'''

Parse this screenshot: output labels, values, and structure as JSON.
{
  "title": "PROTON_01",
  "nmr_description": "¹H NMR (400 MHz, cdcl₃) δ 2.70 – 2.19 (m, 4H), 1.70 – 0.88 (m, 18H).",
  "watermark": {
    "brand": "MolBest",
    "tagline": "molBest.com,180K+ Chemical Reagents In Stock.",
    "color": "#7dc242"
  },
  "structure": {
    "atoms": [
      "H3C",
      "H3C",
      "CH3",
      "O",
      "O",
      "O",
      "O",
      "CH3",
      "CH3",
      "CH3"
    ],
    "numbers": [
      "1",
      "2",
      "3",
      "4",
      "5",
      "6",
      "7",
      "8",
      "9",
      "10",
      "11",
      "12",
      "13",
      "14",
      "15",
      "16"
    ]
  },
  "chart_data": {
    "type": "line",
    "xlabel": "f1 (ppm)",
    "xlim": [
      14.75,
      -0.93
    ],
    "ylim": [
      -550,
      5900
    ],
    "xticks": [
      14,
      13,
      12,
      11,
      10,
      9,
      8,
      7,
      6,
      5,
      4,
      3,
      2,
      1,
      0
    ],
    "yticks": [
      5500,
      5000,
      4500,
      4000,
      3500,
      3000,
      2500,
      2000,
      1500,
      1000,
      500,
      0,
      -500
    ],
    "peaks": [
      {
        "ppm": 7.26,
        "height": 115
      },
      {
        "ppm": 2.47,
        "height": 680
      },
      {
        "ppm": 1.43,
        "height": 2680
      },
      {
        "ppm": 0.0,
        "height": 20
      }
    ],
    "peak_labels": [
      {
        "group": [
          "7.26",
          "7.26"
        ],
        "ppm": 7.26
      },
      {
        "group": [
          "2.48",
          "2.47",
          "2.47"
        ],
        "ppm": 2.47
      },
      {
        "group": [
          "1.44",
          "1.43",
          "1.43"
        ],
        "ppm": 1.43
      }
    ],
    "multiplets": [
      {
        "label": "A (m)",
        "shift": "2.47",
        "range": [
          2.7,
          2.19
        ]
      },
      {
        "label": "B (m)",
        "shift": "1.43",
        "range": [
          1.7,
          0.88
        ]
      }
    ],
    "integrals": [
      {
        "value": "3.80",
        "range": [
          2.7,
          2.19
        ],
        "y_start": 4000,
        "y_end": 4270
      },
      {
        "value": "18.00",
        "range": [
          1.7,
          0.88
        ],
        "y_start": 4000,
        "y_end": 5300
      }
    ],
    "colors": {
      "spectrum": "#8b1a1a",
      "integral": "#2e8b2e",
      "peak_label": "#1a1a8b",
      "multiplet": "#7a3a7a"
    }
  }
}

'''

• Task
Extract each line holding the string "structure".

• Result of this exercise
Parse this screenshot: output labels, values, and structure as JSON.
  "structure": {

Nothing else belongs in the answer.